AIM OF THE TASK → Quote every entry word for word.

========================================================================

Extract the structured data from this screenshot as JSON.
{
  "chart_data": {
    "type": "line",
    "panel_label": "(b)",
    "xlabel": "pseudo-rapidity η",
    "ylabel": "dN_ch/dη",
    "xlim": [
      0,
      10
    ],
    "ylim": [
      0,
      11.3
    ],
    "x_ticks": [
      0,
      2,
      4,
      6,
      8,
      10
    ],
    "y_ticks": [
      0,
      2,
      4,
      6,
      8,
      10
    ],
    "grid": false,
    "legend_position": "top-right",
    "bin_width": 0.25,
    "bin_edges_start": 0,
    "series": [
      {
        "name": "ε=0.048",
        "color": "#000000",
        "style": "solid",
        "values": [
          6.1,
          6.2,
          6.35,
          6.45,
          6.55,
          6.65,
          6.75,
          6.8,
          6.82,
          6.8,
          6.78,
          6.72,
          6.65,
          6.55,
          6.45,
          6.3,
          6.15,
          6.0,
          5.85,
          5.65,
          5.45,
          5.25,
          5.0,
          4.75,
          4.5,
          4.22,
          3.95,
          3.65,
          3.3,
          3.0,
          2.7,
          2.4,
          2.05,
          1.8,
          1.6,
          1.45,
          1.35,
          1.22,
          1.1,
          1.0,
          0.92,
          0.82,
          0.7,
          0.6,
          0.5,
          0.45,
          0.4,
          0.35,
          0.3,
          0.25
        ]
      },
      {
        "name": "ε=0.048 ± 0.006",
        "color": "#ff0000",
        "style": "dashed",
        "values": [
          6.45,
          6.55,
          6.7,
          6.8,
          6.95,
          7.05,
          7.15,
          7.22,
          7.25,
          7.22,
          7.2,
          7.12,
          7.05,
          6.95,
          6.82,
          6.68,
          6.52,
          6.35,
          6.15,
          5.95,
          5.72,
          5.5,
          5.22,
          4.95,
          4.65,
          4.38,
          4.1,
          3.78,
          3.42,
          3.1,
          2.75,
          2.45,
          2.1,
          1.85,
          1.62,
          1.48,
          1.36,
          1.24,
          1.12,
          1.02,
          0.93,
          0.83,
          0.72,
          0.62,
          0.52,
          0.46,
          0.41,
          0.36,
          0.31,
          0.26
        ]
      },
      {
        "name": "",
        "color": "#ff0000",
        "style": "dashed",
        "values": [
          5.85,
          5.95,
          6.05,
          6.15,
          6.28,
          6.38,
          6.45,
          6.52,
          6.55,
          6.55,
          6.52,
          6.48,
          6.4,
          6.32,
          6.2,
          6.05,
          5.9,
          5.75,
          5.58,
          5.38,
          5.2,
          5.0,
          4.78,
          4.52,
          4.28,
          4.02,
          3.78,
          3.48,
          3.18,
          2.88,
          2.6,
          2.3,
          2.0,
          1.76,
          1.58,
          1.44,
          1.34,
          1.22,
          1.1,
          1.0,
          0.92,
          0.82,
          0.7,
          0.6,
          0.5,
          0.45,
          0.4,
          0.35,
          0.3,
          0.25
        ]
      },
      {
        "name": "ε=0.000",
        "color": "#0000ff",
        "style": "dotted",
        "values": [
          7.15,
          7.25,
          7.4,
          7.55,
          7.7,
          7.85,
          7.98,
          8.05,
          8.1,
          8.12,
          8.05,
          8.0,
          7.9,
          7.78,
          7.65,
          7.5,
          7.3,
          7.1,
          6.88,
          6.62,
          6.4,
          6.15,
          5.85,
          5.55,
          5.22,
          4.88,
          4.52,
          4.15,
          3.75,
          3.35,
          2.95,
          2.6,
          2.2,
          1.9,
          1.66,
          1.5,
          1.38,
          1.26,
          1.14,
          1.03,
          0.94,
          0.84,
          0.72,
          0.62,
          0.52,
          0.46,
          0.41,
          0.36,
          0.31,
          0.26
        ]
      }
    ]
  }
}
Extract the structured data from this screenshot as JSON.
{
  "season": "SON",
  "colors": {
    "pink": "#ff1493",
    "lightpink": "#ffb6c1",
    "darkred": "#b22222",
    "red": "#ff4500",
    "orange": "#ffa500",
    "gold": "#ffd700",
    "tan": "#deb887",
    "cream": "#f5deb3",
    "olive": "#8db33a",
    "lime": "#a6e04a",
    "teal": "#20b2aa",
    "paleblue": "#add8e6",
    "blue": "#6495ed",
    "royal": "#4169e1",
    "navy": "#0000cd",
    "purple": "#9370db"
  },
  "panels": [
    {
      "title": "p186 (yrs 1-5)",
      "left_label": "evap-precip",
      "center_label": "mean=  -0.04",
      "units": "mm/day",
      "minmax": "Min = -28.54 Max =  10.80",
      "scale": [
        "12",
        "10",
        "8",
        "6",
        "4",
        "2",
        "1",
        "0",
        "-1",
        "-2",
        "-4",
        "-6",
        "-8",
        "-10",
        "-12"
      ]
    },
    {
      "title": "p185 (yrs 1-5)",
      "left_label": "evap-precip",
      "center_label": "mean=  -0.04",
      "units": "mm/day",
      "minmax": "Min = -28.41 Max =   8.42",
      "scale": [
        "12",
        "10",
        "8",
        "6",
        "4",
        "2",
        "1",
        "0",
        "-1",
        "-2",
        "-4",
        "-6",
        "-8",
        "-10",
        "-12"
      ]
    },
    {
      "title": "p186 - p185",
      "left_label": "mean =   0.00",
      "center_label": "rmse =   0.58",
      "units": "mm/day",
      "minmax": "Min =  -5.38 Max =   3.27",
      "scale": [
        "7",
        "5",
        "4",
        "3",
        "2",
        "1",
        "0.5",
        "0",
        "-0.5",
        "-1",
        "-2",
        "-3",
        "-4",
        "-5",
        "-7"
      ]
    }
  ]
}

========================================================================

SOLUTION →
Extract the structured data from this screenshot as JSON.
{
  "chart_data": {
    "type": "line",
    "panel_label": "(b)",
    "xlabel": "pseudo-rapidity η",
    "ylabel": "dN_ch/dη",
    "xlim": [
      0,
      10
    ],
    "ylim": [
      0,
      11.3
    ],
    "x_ticks": [
      0,
      2,
      4,
      6,
      8,
      10
    ],
    "y_ticks": [
      0,
      2,
      4,
      6,
      8,
      10
    ],
    "grid": false,
    "legend_position": "top-right",
    "bin_width": 0.25,
    "bin_edges_start": 0,
    "series": [
      {
        "name": "ε=0.048",
        "color": "#000000",
        "style": "solid",
        "values": [
          6.1,
          6.2,
          6.35,
          6.45,
          6.55,
          6.65,
          6.75,
          6.8,
          6.82,
          6.8,
          6.78,
          6.72,
          6.65,
          6.55,
          6.45,
          6.3,
          6.15,
          6.0,
          5.85,
          5.65,
          5.45,
          5.25,
          5.0,
          4.75,
          4.5,
          4.22,
          3.95,
          3.65,
          3.3,
          3.0,
          2.7,
          2.4,
          2.05,
          1.8,
          1.6,
          1.45,
          1.35,
          1.22,
          1.1,
          1.0,
          0.92,
          0.82,
          0.7,
          0.6,
          0.5,
          0.45,
          0.4,
          0.35,
          0.3,
          0.25
        ]
      },
      {
        "name": "ε=0.048 ± 0.006",
        "color": "#ff0000",
        "style": "dashed",
        "values": [
          6.45,
          6.55,
          6.7,
          6.8,
          6.95,
          7.05,
          7.15,
          7.22,
          7.25,
          7.22,
          7.2,
          7.12,
          7.05,
          6.95,
          6.82,
          6.68,
          6.52,
          6.35,
          6.15,
          5.95,
          5.72,
          5.5,
          5.22,
          4.95,
          4.65,
          4.38,
          4.1,
          3.78,
          3.42,
          3.1,
          2.75,
          2.45,
          2.1,
          1.85,
          1.62,
          1.48,
          1.36,
          1.24,
          1.12,
          1.02,
          0.93,
          0.83,
          0.72,
          0.62,
          0.52,
          0.46,
          0.41,
          0.36,
          0.31,
          0.26
        ]
      },
      {
        "name": "",
        "color": "#ff0000",
        "style": "dashed",
        "values": [
          5.85,
          5.95,
          6.05,
          6.15,
          6.28,
          6.38,
          6.45,
          6.52,
          6.55,
          6.55,
          6.52,
          6.48,
          6.4,
          6.32,
          6.2,
          6.05,
          5.9,
          5.75,
          5.58,
          5.38,
          5.2,
          5.0,
          4.78,
          4.52,
          4.28,
          4.02,
          3.78,
          3.48,
          3.18,
          2.88,
          2.6,
          2.3,
          2.0,
          1.76,
          1.58,
          1.44,
          1.34,
          1.22,
          1.1,
          1.0,
          0.92,
          0.82,
          0.7,
          0.6,
          0.5,
          0.45,
          0.4,
          0.35,
          0.3,
          0.25
        ]
      },
      {
        "name": "ε=0.000",
        "color": "#0000ff",
        "style": "dotted",
        "values": [
          7.15,
          7.25,
          7.4,
          7.55,
          7.7,
          7.85,
          7.98,
          8.05,
          8.1,
          8.12,
          8.05,
          8.0,
          7.9,
          7.78,
          7.65,
          7.5,
          7.3,
          7.1,
          6.88,
          6.62,
          6.4,
          6.15,
          5.85,
          5.55,
          5.22,
          4.88,
          4.52,
          4.15,
          3.75,
          3.35,
          2.95,
          2.6,
          2.2,
          1.9,
          1.66,
          1.5,
          1.38,
          1.26,
          1.14,
          1.03,
          0.94,
          0.84,
          0.72,
          0.62,
          0.52,
          0.46,
          0.41,
          0.36,
          0.31,
          0.26
        ]
      }
    ]
  }
}
Extract the structured data from this screenshot as JSON.
{
  "season": "SON",
  "colors": {
    "pink": "#ff1493",
    "lightpink": "#ffb6c1",
    "darkred": "#b22222",
    "red": "#ff4500",
    "orange": "#ffa500",
    "gold": "#ffd700",
    "tan": "#deb887",
    "cream": "#f5deb3",
    "olive": "#8db33a",
    "lime": "#a6e04a",
    "teal": "#20b2aa",
    "paleblue": "#add8e6",
    "blue": "#6495ed",
    "royal": "#4169e1",
    "navy": "#0000cd",
    "purple": "#9370db"
  },
  "panels": [
    {
      "title": "p186 (yrs 1-5)",
      "left_label": "evap-precip",
      "center_label": "mean=  -0.04",
      "units": "mm/day",
      "minmax": "Min = -28.54 Max =  10.80",
      "scale": [
        "12",
        "10",
        "8",
        "6",
        "4",
        "2",
        "1",
        "0",
        "-1",
        "-2",
        "-4",
        "-6",
        "-8",
        "-10",
        "-12"
      ]
    },
    {
      "title": "p185 (yrs 1-5)",
      "left_label": "evap-precip",
      "center_label": "mean=  -0.04",
      "units": "mm/day",
      "minmax": "Min = -28.41 Max =   8.42",
      "scale": [
        "12",
        "10",
        "8",
        "6",
        "4",
        "2",
        "1",
        "0",
        "-1",
        "-2",
        "-4",
        "-6",
        "-8",
        "-10",
        "-12"
      ]
    },
    {
      "title": "p186 - p185",
      "left_label": "mean =   0.00",
      "center_label": "rmse =   0.58",
      "units": "mm/day",
      "minmax": "Min =  -5.38 Max =   3.27",
      "scale": [
        "7",
        "5",
        "4",
        "3",
        "2",
        "1",
        "0.5",
        "0",
        "-0.5",
        "-1",
        "-2",
        "-3",
        "-4",
        "-5",
        "-7"
      ]
    }
  ]
}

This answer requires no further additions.